__Records provided__.
# # #
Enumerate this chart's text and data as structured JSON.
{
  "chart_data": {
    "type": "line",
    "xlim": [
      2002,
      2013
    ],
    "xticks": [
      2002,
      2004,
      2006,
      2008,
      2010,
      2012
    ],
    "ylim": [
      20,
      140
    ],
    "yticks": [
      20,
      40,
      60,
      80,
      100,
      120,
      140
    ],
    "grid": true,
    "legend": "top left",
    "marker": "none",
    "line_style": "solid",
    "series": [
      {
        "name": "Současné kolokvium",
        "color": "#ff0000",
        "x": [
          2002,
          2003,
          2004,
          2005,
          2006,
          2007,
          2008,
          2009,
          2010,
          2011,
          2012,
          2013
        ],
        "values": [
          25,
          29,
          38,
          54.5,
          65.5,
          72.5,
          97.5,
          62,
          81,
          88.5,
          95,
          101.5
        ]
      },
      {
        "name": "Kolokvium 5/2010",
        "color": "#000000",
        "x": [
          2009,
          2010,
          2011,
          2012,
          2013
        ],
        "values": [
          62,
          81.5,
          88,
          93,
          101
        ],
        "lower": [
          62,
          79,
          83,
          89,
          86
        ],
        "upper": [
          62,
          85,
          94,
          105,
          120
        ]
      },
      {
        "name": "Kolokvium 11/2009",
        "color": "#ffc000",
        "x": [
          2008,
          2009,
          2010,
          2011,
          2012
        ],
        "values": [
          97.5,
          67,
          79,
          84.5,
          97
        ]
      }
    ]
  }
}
# # #
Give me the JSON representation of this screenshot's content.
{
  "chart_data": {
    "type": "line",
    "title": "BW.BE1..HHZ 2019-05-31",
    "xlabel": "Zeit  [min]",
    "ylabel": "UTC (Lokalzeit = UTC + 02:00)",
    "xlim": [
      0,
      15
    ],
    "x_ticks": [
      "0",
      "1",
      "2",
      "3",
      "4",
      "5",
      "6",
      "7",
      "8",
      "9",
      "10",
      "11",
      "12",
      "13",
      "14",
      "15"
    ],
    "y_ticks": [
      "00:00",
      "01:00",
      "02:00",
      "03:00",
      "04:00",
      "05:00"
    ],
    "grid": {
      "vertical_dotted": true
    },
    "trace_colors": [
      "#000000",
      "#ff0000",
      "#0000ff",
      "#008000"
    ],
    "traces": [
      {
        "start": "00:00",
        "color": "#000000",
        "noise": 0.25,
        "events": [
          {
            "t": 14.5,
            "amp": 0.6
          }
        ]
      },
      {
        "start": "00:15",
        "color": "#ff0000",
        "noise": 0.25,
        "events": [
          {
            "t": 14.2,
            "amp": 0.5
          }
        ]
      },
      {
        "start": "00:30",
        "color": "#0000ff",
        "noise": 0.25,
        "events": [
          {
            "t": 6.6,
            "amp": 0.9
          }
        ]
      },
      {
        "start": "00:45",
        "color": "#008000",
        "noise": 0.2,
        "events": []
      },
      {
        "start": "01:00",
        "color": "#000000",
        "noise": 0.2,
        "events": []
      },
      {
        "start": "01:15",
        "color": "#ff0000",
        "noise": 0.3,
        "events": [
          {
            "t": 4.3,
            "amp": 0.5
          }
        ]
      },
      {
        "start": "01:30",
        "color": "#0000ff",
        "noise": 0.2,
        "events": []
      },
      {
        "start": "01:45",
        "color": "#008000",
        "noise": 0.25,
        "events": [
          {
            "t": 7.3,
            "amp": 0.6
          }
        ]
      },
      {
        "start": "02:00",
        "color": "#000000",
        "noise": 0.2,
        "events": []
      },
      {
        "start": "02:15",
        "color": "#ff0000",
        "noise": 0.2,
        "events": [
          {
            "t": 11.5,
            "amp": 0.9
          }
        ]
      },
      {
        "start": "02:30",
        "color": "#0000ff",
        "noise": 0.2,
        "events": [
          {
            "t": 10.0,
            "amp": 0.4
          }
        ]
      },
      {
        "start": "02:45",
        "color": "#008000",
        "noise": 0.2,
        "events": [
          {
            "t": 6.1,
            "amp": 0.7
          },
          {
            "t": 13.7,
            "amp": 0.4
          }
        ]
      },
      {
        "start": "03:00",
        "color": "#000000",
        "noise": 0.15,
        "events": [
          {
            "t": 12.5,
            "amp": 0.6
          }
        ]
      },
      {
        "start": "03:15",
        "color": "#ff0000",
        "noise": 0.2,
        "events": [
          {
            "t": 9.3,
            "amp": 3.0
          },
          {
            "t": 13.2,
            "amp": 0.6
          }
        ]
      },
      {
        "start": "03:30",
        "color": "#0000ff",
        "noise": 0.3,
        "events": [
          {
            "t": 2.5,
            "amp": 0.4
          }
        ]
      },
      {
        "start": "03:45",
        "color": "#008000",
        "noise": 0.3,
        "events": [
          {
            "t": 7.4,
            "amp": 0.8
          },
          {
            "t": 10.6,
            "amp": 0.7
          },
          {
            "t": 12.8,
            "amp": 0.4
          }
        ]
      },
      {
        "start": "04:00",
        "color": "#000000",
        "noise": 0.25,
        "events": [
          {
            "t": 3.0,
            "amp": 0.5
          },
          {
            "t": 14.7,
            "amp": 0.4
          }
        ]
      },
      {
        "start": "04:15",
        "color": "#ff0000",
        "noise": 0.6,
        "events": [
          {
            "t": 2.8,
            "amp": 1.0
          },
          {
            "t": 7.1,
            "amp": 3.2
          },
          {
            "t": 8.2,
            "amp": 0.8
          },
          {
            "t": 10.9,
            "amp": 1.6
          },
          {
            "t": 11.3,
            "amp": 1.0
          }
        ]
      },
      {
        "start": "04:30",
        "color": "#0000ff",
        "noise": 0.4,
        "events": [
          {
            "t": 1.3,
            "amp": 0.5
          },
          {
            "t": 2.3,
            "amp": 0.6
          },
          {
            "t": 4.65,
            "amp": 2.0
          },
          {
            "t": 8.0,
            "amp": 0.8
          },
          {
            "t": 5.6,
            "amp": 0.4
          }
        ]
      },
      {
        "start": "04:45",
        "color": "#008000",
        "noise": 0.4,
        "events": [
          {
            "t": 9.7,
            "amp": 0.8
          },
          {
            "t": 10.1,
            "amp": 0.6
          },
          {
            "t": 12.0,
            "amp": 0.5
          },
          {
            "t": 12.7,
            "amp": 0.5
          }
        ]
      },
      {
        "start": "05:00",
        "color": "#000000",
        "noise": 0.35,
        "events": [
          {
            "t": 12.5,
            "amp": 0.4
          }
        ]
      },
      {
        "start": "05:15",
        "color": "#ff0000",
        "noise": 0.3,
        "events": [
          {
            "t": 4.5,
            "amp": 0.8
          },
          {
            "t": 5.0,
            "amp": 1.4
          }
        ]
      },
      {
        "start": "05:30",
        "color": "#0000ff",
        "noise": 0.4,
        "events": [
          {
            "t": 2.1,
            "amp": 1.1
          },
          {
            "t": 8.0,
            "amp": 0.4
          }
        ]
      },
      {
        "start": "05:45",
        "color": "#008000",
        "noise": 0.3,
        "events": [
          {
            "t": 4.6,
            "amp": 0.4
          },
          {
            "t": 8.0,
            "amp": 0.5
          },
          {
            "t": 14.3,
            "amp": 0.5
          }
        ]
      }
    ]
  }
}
# # #
Your answer should be a single number: the count of lines in these records that hold the string "this".

2